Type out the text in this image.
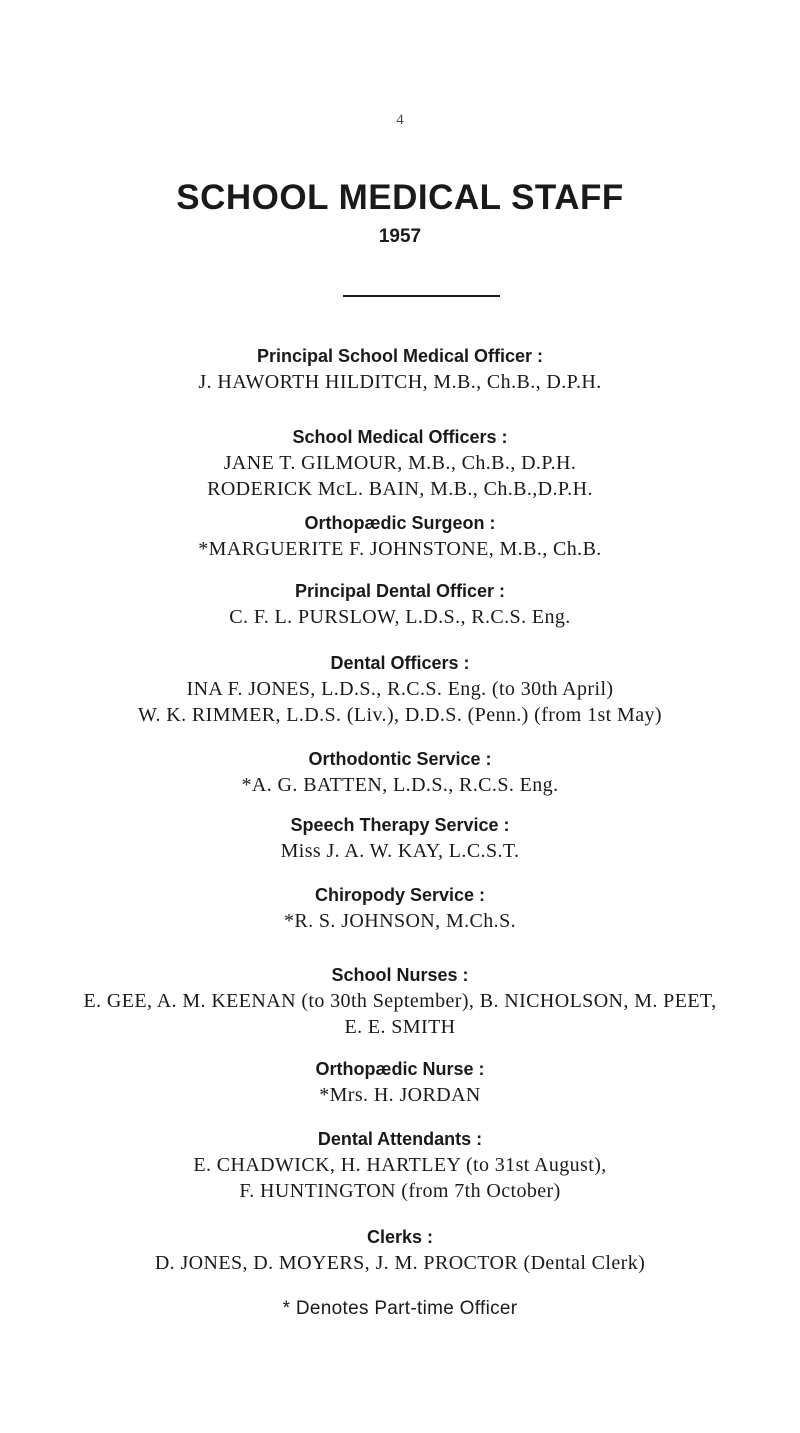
4
SCHOOL MEDICAL STAFF
1957
Principal School Medical Officer :
J. HAWORTH HILDITCH, M.B., Ch.B., D.P.H.
School Medical Officers :
JANE T. GILMOUR, M.B., Ch.B., D.P.H.
RODERICK McL. BAIN, M.B., Ch.B.,D.P.H.
Orthopædic Surgeon :
*MARGUERITE F. JOHNSTONE, M.B., Ch.B.
Principal Dental Officer :
C. F. L. PURSLOW, L.D.S., R.C.S. Eng.
Dental Officers :
INA F. JONES, L.D.S., R.C.S. Eng. (to 30th April)
W. K. RIMMER, L.D.S. (Liv.), D.D.S. (Penn.) (from 1st May)
Orthodontic Service :
*A. G. BATTEN, L.D.S., R.C.S. Eng.
Speech Therapy Service :
Miss J. A. W. KAY, L.C.S.T.
Chiropody Service :
*R. S. JOHNSON, M.Ch.S.
School Nurses :
E. GEE, A. M. KEENAN (to 30th September), B. NICHOLSON, M. PEET,
E. E. SMITH
Orthopædic Nurse :
*Mrs. H. JORDAN
Dental Attendants :
E. CHADWICK, H. HARTLEY (to 31st August),
F. HUNTINGTON (from 7th October)
Clerks :
D. JONES, D. MOYERS, J. M. PROCTOR (Dental Clerk)
* Denotes Part-time Officer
::::
What the task requires: Can you retype every record above exactly, leaving out the pictures?

Solution:
Type out the text in this image.
4
SCHOOL MEDICAL STAFF
1957
Principal School Medical Officer :
J. HAWORTH HILDITCH, M.B., Ch.B., D.P.H.
School Medical Officers :
JANE T. GILMOUR, M.B., Ch.B., D.P.H.
RODERICK McL. BAIN, M.B., Ch.B.,D.P.H.
Orthopædic Surgeon :
*MARGUERITE F. JOHNSTONE, M.B., Ch.B.
Principal Dental Officer :
C. F. L. PURSLOW, L.D.S., R.C.S. Eng.
Dental Officers :
INA F. JONES, L.D.S., R.C.S. Eng. (to 30th April)
W. K. RIMMER, L.D.S. (Liv.), D.D.S. (Penn.) (from 1st May)
Orthodontic Service :
*A. G. BATTEN, L.D.S., R.C.S. Eng.
Speech Therapy Service :
Miss J. A. W. KAY, L.C.S.T.
Chiropody Service :
*R. S. JOHNSON, M.Ch.S.
School Nurses :
E. GEE, A. M. KEENAN (to 30th September), B. NICHOLSON, M. PEET,
E. E. SMITH
Orthopædic Nurse :
*Mrs. H. JORDAN
Dental Attendants :
E. CHADWICK, H. HARTLEY (to 31st August),
F. HUNTINGTON (from 7th October)
Clerks :
D. JONES, D. MOYERS, J. M. PROCTOR (Dental Clerk)
* Denotes Part-time Officer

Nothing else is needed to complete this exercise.